◆ **CHALLENGE**:
Transcribe the listing below word for word.

◆ **INFORMATION SUPPLIED**:
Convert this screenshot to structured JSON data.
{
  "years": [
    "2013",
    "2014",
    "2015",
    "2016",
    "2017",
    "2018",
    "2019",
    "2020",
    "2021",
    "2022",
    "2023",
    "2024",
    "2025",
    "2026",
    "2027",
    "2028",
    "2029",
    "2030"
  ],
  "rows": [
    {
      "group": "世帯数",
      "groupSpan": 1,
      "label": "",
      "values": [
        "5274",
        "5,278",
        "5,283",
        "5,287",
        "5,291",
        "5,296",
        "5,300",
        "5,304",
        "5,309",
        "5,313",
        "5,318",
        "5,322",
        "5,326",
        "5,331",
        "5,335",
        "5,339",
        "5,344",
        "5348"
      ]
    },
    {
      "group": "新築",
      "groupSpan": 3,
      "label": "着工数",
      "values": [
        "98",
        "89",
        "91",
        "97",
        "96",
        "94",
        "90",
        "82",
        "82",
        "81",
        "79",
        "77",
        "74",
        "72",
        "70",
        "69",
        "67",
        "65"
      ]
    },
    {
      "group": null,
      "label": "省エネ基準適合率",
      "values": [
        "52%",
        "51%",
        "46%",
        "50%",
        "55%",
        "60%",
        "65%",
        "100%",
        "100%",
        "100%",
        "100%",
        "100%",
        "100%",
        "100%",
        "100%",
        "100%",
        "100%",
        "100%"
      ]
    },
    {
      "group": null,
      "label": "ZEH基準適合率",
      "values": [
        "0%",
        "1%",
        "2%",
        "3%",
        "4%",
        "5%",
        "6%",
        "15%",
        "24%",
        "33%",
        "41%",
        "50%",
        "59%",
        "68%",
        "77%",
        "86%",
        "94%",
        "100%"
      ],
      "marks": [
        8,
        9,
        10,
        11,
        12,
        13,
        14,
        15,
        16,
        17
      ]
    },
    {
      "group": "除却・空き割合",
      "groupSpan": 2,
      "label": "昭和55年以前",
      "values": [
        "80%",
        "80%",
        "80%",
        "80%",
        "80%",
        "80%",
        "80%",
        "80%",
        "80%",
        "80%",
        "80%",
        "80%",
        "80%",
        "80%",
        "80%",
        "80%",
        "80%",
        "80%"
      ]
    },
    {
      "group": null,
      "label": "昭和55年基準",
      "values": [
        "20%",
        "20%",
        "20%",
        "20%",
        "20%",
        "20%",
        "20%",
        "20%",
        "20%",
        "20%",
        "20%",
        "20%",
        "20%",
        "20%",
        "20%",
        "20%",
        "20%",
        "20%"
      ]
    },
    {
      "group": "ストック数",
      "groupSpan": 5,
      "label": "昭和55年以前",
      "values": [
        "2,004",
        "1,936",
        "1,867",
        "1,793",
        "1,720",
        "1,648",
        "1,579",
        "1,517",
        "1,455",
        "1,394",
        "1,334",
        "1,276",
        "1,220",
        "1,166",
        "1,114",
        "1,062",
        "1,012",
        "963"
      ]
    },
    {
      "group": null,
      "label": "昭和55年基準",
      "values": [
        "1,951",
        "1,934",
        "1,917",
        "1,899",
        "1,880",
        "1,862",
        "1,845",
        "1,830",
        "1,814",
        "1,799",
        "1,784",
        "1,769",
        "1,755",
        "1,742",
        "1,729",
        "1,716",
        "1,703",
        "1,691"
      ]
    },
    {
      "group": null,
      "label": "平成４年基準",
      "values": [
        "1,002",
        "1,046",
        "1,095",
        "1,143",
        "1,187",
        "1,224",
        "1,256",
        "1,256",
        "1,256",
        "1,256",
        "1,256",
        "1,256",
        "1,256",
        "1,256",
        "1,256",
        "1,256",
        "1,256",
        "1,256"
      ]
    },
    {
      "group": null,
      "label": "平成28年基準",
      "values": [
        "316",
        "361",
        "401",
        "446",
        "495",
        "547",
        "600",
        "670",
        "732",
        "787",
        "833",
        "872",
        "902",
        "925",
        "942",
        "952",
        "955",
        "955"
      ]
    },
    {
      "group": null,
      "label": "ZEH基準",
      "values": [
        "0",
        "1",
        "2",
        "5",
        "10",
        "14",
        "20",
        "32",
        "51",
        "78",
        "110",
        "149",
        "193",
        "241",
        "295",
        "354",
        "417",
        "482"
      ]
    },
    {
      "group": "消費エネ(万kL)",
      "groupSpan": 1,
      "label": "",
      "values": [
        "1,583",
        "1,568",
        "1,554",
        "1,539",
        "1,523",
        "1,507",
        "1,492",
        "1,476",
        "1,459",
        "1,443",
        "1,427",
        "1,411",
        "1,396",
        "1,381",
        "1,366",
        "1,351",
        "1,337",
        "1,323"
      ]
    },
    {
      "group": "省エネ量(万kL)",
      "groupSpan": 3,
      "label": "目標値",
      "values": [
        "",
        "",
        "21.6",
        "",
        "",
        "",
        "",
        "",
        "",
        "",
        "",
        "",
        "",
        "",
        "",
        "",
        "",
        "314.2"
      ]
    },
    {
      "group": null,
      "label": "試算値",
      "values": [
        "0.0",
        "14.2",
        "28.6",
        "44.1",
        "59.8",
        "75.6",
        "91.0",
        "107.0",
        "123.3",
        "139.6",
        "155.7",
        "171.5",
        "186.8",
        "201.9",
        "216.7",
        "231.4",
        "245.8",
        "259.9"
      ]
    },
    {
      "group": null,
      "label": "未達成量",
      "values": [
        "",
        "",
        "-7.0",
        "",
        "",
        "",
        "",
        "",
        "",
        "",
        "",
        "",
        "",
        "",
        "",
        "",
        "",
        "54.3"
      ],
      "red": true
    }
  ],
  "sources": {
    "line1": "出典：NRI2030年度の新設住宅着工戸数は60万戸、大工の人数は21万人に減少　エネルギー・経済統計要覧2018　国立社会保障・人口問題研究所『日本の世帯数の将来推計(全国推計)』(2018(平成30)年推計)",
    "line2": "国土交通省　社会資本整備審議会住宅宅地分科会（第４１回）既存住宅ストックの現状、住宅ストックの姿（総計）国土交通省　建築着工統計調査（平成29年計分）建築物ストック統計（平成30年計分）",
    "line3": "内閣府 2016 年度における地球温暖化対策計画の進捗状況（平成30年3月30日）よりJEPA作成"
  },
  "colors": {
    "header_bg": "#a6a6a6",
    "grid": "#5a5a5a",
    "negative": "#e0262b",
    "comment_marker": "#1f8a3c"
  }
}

◆ **EXERCISE ANSWER**:
Convert this screenshot to structured JSON data.
{
  "years": [
    "2013",
    "2014",
    "2015",
    "2016",
    "2017",
    "2018",
    "2019",
    "2020",
    "2021",
    "2022",
    "2023",
    "2024",
    "2025",
    "2026",
    "2027",
    "2028",
    "2029",
    "2030"
  ],
  "rows": [
    {
      "group": "世帯数",
      "groupSpan": 1,
      "label": "",
      "values": [
        "5274",
        "5,278",
        "5,283",
        "5,287",
        "5,291",
        "5,296",
        "5,300",
        "5,304",
        "5,309",
        "5,313",
        "5,318",
        "5,322",
        "5,326",
        "5,331",
        "5,335",
        "5,339",
        "5,344",
        "5348"
      ]
    },
    {
      "group": "新築",
      "groupSpan": 3,
      "label": "着工数",
      "values": [
        "98",
        "89",
        "91",
        "97",
        "96",
        "94",
        "90",
        "82",
        "82",
        "81",
        "79",
        "77",
        "74",
        "72",
        "70",
        "69",
        "67",
        "65"
      ]
    },
    {
      "group": null,
      "label": "省エネ基準適合率",
      "values": [
        "52%",
        "51%",
        "46%",
        "50%",
        "55%",
        "60%",
        "65%",
        "100%",
        "100%",
        "100%",
        "100%",
        "100%",
        "100%",
        "100%",
        "100%",
        "100%",
        "100%",
        "100%"
      ]
    },
    {
      "group": null,
      "label": "ZEH基準適合率",
      "values": [
        "0%",
        "1%",
        "2%",
        "3%",
        "4%",
        "5%",
        "6%",
        "15%",
        "24%",
        "33%",
        "41%",
        "50%",
        "59%",
        "68%",
        "77%",
        "86%",
        "94%",
        "100%"
      ],
      "marks": [
        8,
        9,
        10,
        11,
        12,
        13,
        14,
        15,
        16,
        17
      ]
    },
    {
      "group": "除却・空き割合",
      "groupSpan": 2,
      "label": "昭和55年以前",
      "values": [
        "80%",
        "80%",
        "80%",
        "80%",
        "80%",
        "80%",
        "80%",
        "80%",
        "80%",
        "80%",
        "80%",
        "80%",
        "80%",
        "80%",
        "80%",
        "80%",
        "80%",
        "80%"
      ]
    },
    {
      "group": null,
      "label": "昭和55年基準",
      "values": [
        "20%",
        "20%",
        "20%",
        "20%",
        "20%",
        "20%",
        "20%",
        "20%",
        "20%",
        "20%",
        "20%",
        "20%",
        "20%",
        "20%",
        "20%",
        "20%",
        "20%",
        "20%"
      ]
    },
    {
      "group": "ストック数",
      "groupSpan": 5,
      "label": "昭和55年以前",
      "values": [
        "2,004",
        "1,936",
        "1,867",
        "1,793",
        "1,720",
        "1,648",
        "1,579",
        "1,517",
        "1,455",
        "1,394",
        "1,334",
        "1,276",
        "1,220",
        "1,166",
        "1,114",
        "1,062",
        "1,012",
        "963"
      ]
    },
    {
      "group": null,
      "label": "昭和55年基準",
      "values": [
        "1,951",
        "1,934",
        "1,917",
        "1,899",
        "1,880",
        "1,862",
        "1,845",
        "1,830",
        "1,814",
        "1,799",
        "1,784",
        "1,769",
        "1,755",
        "1,742",
        "1,729",
        "1,716",
        "1,703",
        "1,691"
      ]
    },
    {
      "group": null,
      "label": "平成４年基準",
      "values": [
        "1,002",
        "1,046",
        "1,095",
        "1,143",
        "1,187",
        "1,224",
        "1,256",
        "1,256",
        "1,256",
        "1,256",
        "1,256",
        "1,256",
        "1,256",
        "1,256",
        "1,256",
        "1,256",
        "1,256",
        "1,256"
      ]
    },
    {
      "group": null,
      "label": "平成28年基準",
      "values": [
        "316",
        "361",
        "401",
        "446",
        "495",
        "547",
        "600",
        "670",
        "732",
        "787",
        "833",
        "872",
        "902",
        "925",
        "942",
        "952",
        "955",
        "955"
      ]
    },
    {
      "group": null,
      "label": "ZEH基準",
      "values": [
        "0",
        "1",
        "2",
        "5",
        "10",
        "14",
        "20",
        "32",
        "51",
        "78",
        "110",
        "149",
        "193",
        "241",
        "295",
        "354",
        "417",
        "482"
      ]
    },
    {
      "group": "消費エネ(万kL)",
      "groupSpan": 1,
      "label": "",
      "values": [
        "1,583",
        "1,568",
        "1,554",
        "1,539",
        "1,523",
        "1,507",
        "1,492",
        "1,476",
        "1,459",
        "1,443",
        "1,427",
        "1,411",
        "1,396",
        "1,381",
        "1,366",
        "1,351",
        "1,337",
        "1,323"
      ]
    },
    {
      "group": "省エネ量(万kL)",
      "groupSpan": 3,
      "label": "目標値",
      "values": [
        "",
        "",
        "21.6",
        "",
        "",
        "",
        "",
        "",
        "",
        "",
        "",
        "",
        "",
        "",
        "",
        "",
        "",
        "314.2"
      ]
    },
    {
      "group": null,
      "label": "試算値",
      "values": [
        "0.0",
        "14.2",
        "28.6",
        "44.1",
        "59.8",
        "75.6",
        "91.0",
        "107.0",
        "123.3",
        "139.6",
        "155.7",
        "171.5",
        "186.8",
        "201.9",
        "216.7",
        "231.4",
        "245.8",
        "259.9"
      ]
    },
    {
      "group": null,
      "label": "未達成量",
      "values": [
        "",
        "",
        "-7.0",
        "",
        "",
        "",
        "",
        "",
        "",
        "",
        "",
        "",
        "",
        "",
        "",
        "",
        "",
        "54.3"
      ],
      "red": true
    }
  ],
  "sources": {
    "line1": "出典：NRI2030年度の新設住宅着工戸数は60万戸、大工の人数は21万人に減少　エネルギー・経済統計要覧2018　国立社会保障・人口問題研究所『日本の世帯数の将来推計(全国推計)』(2018(平成30)年推計)",
    "line2": "国土交通省　社会資本整備審議会住宅宅地分科会（第４１回）既存住宅ストックの現状、住宅ストックの姿（総計）国土交通省　建築着工統計調査（平成29年計分）建築物ストック統計（平成30年計分）",
    "line3": "内閣府 2016 年度における地球温暖化対策計画の進捗状況（平成30年3月30日）よりJEPA作成"
  },
  "colors": {
    "header_bg": "#a6a6a6",
    "grid": "#5a5a5a",
    "negative": "#e0262b",
    "comment_marker": "#1f8a3c"
  }
}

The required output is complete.